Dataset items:
######

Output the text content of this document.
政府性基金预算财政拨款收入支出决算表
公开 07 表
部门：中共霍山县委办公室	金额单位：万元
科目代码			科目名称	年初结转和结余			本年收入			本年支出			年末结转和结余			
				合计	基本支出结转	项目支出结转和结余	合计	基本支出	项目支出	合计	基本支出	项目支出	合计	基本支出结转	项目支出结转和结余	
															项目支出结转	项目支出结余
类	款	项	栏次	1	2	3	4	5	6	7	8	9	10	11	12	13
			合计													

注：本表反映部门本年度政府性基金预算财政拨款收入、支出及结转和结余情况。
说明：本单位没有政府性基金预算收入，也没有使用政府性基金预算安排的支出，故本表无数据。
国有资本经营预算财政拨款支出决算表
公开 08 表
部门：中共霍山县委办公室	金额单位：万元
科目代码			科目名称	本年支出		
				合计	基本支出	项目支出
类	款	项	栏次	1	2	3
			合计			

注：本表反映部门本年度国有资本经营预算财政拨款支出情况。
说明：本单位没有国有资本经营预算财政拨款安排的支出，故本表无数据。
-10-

######

* Given request *
Print out every entry, keeping each one exact.

* The solution *
Output the text content of this document.
政府性基金预算财政拨款收入支出决算表
公开 07 表
部门：中共霍山县委办公室	金额单位：万元
科目代码			科目名称	年初结转和结余			本年收入			本年支出			年末结转和结余			
				合计	基本支出结转	项目支出结转和结余	合计	基本支出	项目支出	合计	基本支出	项目支出	合计	基本支出结转	项目支出结转和结余	
															项目支出结转	项目支出结余
类	款	项	栏次	1	2	3	4	5	6	7	8	9	10	11	12	13
			合计													

注：本表反映部门本年度政府性基金预算财政拨款收入、支出及结转和结余情况。
说明：本单位没有政府性基金预算收入，也没有使用政府性基金预算安排的支出，故本表无数据。
国有资本经营预算财政拨款支出决算表
公开 08 表
部门：中共霍山县委办公室	金额单位：万元
科目代码			科目名称	本年支出		
				合计	基本支出	项目支出
类	款	项	栏次	1	2	3
			合计			

注：本表反映部门本年度国有资本经营预算财政拨款支出情况。
说明：本单位没有国有资本经营预算财政拨款安排的支出，故本表无数据。
-10-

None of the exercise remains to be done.